**SET TASK**
Count the lines that include the string "Recall", and give only that number.

**EXTRACTED ENTRIES**
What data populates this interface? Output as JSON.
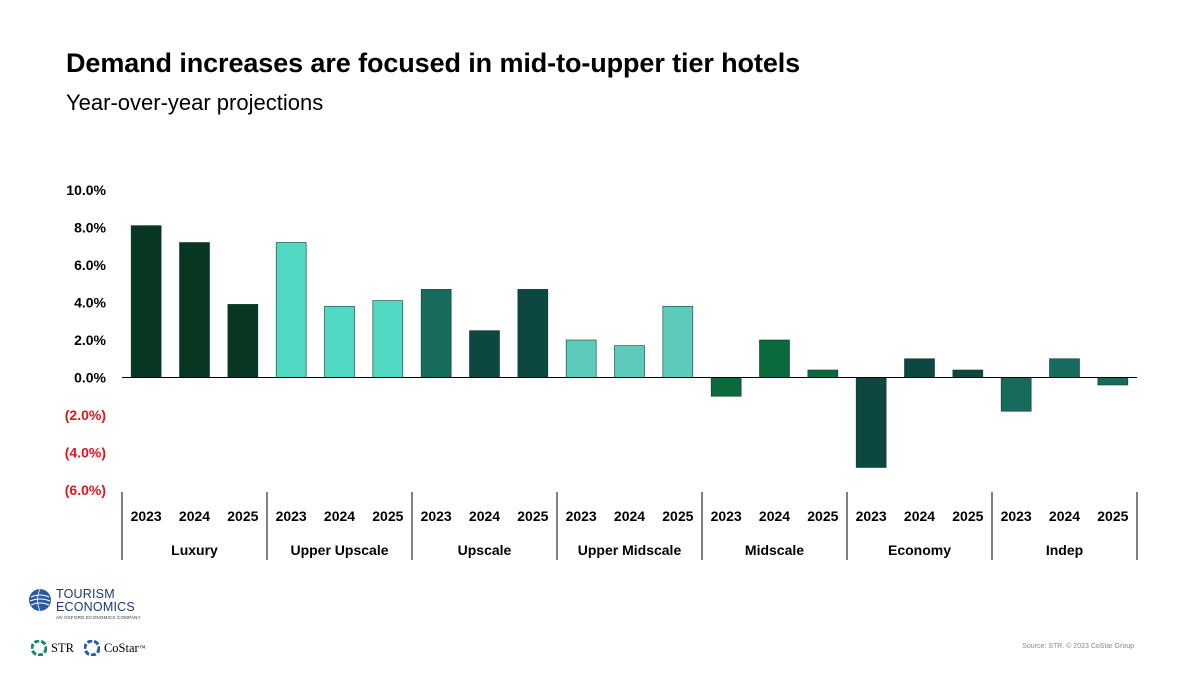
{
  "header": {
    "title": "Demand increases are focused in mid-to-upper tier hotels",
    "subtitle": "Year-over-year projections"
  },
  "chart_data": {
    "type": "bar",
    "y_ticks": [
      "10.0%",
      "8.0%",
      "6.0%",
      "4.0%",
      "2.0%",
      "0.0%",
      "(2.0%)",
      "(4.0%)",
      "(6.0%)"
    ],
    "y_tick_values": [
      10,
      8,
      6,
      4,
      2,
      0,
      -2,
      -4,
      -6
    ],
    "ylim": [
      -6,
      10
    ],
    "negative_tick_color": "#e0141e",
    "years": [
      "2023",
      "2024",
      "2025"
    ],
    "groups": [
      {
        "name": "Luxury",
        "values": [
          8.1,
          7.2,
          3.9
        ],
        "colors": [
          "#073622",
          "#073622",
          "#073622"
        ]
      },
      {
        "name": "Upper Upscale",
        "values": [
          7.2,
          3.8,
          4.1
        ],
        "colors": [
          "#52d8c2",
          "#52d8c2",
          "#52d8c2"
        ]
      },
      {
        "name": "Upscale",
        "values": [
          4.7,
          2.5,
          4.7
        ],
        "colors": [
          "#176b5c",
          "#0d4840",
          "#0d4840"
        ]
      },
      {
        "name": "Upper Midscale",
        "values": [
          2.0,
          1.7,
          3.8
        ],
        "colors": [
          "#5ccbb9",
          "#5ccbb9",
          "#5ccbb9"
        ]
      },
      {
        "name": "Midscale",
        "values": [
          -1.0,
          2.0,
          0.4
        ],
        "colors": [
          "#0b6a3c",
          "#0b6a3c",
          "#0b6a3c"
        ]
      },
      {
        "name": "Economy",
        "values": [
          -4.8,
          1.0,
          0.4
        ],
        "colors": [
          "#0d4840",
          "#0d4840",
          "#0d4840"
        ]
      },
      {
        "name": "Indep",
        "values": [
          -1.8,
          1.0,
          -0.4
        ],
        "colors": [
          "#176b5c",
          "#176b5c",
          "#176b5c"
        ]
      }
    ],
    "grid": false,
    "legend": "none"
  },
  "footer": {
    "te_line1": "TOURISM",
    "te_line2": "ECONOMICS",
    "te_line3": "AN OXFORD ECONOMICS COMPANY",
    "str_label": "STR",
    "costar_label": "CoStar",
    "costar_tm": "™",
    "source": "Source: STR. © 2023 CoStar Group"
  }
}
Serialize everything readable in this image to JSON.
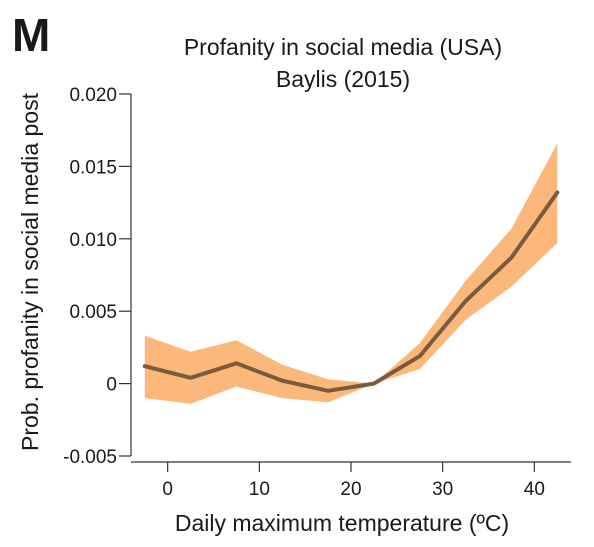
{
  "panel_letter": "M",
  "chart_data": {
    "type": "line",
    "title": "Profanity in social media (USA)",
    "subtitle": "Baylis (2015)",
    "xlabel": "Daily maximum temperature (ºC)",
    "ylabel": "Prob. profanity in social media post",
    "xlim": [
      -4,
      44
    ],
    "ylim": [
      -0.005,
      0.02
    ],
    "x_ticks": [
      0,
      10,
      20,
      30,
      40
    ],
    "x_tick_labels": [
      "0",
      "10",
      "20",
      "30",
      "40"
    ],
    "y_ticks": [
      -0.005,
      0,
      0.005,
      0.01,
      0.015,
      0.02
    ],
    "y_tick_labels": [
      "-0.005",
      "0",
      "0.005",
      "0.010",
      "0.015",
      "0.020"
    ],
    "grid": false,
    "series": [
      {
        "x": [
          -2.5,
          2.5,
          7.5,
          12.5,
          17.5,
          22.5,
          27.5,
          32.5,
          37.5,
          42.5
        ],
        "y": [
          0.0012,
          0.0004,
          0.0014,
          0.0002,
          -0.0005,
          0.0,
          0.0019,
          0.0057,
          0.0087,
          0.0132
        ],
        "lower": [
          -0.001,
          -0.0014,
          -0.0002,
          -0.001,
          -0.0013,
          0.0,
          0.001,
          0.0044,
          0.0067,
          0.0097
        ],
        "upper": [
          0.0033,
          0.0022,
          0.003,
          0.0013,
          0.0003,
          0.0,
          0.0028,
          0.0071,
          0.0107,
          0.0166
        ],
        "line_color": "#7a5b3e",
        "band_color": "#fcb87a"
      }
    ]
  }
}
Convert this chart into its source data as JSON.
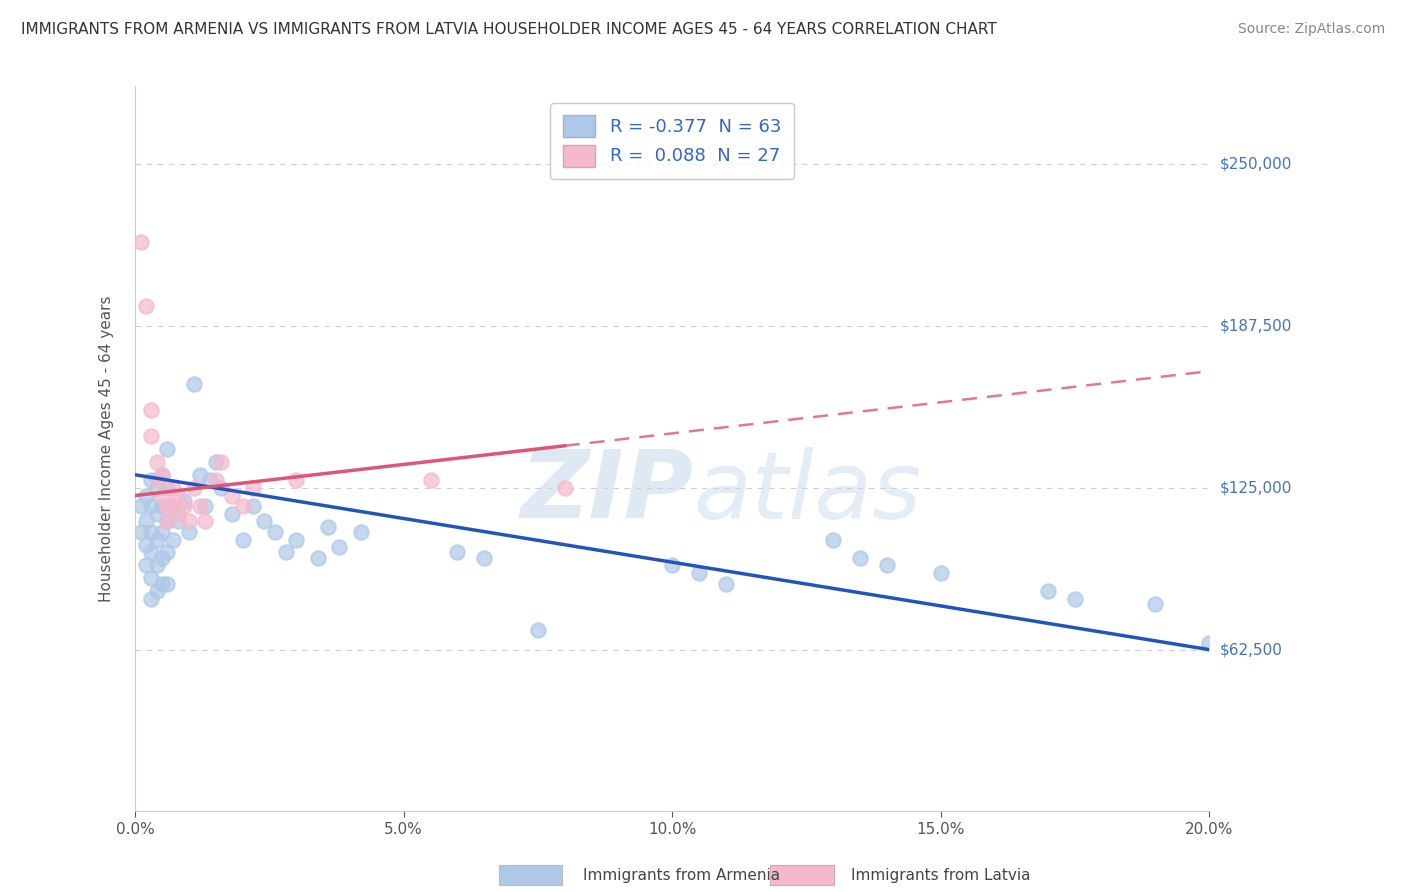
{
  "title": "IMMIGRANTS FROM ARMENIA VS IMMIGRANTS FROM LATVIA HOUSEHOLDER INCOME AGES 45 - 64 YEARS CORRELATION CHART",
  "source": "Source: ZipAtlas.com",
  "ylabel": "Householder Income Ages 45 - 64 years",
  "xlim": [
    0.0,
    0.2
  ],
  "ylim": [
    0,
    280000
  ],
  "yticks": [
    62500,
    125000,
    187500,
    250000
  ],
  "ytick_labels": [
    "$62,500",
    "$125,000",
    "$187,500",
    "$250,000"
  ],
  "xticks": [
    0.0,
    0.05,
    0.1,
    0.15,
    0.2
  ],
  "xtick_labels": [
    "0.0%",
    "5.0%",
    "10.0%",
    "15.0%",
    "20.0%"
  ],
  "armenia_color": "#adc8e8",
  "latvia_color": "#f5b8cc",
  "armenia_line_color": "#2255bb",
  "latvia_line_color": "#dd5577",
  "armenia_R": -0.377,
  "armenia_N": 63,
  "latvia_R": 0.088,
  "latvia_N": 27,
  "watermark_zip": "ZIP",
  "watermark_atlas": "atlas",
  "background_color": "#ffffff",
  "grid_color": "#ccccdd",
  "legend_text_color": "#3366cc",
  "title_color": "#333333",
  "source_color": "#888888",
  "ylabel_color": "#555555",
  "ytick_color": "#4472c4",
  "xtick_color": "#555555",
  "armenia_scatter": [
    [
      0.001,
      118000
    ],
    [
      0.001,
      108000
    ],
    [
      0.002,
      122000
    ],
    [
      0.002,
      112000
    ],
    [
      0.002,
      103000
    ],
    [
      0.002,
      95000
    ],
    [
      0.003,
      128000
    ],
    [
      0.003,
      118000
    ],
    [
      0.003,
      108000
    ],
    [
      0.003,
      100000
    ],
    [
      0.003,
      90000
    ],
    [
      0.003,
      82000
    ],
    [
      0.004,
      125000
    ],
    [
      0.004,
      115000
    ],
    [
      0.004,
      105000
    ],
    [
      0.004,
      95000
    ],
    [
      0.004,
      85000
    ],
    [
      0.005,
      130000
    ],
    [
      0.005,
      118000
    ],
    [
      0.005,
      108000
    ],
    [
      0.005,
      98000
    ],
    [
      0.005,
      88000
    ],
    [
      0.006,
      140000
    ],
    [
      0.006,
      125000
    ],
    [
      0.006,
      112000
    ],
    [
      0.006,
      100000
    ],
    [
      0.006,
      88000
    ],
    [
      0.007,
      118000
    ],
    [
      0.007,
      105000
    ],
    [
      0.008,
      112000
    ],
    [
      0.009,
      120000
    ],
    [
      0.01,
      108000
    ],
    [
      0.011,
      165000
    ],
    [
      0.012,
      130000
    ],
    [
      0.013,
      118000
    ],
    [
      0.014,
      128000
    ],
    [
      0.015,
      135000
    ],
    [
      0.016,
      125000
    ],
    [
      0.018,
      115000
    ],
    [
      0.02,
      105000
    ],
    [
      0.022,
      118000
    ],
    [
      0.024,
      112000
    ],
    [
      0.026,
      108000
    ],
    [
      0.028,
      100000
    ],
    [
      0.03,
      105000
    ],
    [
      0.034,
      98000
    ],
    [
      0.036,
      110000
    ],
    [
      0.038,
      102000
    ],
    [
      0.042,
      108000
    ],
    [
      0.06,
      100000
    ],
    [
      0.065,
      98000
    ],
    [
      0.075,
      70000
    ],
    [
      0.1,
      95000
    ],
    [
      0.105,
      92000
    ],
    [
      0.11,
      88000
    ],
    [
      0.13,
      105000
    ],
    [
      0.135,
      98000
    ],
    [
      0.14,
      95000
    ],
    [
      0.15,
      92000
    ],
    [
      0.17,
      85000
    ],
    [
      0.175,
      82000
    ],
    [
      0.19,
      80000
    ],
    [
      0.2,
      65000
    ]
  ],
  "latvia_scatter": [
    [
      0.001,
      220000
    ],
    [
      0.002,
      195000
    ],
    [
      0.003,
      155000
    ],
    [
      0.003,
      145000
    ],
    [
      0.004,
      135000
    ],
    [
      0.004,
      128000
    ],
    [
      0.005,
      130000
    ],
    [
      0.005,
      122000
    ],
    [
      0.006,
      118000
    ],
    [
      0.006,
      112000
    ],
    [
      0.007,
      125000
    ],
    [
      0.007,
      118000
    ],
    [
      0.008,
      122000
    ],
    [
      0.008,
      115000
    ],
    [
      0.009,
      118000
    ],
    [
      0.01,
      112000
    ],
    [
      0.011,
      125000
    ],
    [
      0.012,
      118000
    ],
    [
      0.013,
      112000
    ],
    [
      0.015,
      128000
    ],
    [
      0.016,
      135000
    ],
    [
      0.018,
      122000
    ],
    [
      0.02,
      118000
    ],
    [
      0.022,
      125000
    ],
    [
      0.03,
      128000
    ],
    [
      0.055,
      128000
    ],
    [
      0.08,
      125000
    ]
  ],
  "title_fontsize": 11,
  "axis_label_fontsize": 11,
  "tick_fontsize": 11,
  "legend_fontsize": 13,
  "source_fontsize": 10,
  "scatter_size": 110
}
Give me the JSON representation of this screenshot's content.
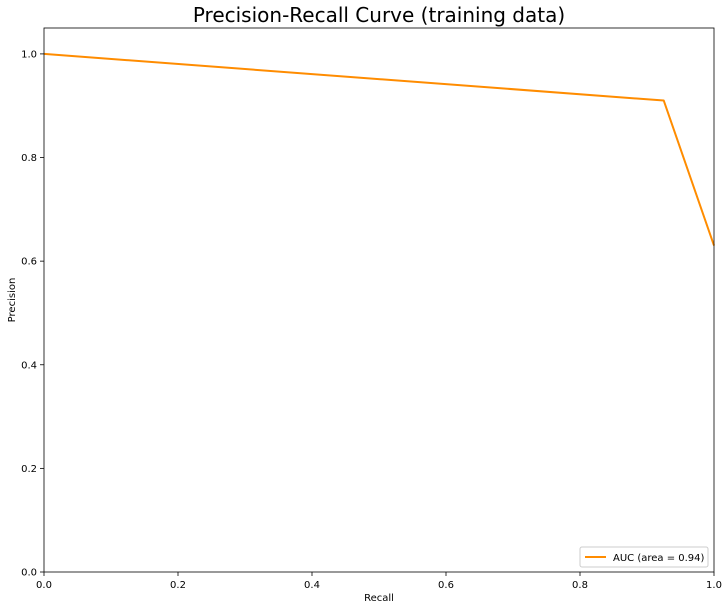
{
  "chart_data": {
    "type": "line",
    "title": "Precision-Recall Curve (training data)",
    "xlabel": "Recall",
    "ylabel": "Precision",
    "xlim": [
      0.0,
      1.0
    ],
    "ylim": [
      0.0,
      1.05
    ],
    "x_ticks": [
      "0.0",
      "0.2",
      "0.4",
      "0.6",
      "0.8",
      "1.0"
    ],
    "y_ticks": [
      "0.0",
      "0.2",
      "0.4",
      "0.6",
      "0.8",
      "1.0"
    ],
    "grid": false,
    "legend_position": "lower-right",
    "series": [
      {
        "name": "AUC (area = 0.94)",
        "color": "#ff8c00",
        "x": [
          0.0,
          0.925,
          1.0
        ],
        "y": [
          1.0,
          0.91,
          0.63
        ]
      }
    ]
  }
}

**FINISHED TASK**
2